(Extracted data entries)
□ □ □ □ □

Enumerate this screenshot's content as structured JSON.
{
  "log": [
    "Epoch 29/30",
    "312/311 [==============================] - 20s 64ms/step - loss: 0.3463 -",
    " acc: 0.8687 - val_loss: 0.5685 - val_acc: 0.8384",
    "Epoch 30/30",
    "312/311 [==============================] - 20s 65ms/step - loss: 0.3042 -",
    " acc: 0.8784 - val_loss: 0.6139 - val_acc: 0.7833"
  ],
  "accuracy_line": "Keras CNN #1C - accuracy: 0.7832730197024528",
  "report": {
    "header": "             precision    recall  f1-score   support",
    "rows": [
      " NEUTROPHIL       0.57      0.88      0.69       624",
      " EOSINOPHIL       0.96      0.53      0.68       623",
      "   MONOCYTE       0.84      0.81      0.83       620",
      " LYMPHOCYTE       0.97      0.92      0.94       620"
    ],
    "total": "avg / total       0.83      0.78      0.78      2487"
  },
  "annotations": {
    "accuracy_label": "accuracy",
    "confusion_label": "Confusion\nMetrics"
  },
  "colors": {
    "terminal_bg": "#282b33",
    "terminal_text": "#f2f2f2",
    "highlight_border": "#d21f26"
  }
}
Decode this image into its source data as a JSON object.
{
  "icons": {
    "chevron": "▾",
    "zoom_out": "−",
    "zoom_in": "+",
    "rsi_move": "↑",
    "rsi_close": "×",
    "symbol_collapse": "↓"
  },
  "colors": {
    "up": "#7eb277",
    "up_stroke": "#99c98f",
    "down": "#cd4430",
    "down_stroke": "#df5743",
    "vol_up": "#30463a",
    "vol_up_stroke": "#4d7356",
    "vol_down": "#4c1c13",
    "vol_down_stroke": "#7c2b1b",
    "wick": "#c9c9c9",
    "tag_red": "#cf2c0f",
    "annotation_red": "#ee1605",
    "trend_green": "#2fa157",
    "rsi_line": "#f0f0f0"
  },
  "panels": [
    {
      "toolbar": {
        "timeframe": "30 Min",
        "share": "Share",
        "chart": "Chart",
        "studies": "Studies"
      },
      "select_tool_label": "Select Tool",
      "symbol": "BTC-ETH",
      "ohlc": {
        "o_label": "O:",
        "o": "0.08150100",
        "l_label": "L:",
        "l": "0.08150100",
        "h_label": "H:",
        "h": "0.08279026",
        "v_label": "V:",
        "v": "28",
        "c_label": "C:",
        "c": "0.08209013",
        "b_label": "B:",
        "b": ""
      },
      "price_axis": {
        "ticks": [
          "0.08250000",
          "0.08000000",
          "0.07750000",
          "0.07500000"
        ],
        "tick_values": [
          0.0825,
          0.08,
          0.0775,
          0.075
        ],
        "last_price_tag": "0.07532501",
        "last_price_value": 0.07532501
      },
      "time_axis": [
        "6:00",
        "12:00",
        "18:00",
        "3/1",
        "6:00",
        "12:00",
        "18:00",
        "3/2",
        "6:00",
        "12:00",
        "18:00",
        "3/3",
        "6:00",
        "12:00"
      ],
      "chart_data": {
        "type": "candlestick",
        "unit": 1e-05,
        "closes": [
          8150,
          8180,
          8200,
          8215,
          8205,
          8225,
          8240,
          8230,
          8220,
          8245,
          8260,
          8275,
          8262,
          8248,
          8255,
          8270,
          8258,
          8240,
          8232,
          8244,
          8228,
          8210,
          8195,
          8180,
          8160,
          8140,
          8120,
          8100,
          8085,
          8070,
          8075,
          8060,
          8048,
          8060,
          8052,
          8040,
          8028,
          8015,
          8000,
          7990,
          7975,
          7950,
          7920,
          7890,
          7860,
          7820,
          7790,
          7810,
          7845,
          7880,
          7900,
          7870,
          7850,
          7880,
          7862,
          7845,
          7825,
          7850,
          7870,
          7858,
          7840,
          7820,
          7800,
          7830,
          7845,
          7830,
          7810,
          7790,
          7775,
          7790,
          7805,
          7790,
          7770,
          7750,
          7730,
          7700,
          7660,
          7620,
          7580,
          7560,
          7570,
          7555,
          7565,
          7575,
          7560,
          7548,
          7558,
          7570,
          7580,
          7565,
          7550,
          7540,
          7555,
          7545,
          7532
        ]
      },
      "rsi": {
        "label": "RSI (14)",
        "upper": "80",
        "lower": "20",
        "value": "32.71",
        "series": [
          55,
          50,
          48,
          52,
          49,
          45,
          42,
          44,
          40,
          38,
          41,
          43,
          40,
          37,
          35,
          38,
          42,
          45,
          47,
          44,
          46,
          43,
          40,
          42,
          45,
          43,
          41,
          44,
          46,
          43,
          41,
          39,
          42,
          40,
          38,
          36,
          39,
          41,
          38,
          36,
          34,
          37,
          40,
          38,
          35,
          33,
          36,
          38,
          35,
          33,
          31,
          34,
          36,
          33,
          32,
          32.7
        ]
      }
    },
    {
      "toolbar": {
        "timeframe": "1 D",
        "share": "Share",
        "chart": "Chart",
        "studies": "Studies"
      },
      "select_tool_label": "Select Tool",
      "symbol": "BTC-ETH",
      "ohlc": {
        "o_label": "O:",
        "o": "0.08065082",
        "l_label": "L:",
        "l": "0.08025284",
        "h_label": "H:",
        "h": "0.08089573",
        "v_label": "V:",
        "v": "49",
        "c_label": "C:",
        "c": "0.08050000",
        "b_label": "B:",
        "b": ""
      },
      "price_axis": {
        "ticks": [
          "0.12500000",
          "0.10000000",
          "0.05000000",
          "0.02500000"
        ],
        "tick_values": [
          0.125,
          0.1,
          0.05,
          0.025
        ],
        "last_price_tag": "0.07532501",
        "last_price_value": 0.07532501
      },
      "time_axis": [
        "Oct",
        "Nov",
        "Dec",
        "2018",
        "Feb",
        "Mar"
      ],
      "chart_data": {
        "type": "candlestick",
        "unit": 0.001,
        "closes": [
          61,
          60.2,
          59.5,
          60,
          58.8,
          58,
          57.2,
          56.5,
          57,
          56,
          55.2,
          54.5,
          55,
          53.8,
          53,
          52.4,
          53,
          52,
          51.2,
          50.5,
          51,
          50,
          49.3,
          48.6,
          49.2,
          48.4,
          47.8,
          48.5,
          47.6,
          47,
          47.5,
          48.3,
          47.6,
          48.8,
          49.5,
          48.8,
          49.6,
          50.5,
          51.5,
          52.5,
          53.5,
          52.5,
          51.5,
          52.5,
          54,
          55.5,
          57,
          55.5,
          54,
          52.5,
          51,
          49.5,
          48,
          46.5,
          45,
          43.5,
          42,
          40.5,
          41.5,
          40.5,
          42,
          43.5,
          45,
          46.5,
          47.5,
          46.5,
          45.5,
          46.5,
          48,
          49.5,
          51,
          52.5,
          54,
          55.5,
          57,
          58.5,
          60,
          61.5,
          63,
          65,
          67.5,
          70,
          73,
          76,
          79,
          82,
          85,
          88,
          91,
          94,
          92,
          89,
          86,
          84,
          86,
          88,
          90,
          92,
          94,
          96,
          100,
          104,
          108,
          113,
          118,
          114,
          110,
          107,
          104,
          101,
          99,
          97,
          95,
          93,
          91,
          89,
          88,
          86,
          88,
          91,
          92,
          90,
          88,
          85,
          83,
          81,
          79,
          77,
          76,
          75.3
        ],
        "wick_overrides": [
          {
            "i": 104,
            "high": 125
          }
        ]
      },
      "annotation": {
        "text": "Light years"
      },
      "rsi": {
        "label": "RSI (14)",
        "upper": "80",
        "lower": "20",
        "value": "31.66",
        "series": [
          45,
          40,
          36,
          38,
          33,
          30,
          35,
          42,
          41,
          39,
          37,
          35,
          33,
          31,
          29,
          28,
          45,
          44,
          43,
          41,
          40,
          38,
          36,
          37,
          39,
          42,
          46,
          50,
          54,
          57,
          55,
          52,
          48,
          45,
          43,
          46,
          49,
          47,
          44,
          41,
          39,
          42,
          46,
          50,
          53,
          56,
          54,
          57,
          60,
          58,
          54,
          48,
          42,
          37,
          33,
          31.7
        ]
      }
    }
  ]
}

□ □ □ □ □

# PROBLEM:
State only the number of lines in these entries that contain "JSON".

# TASK SOLUTION:
2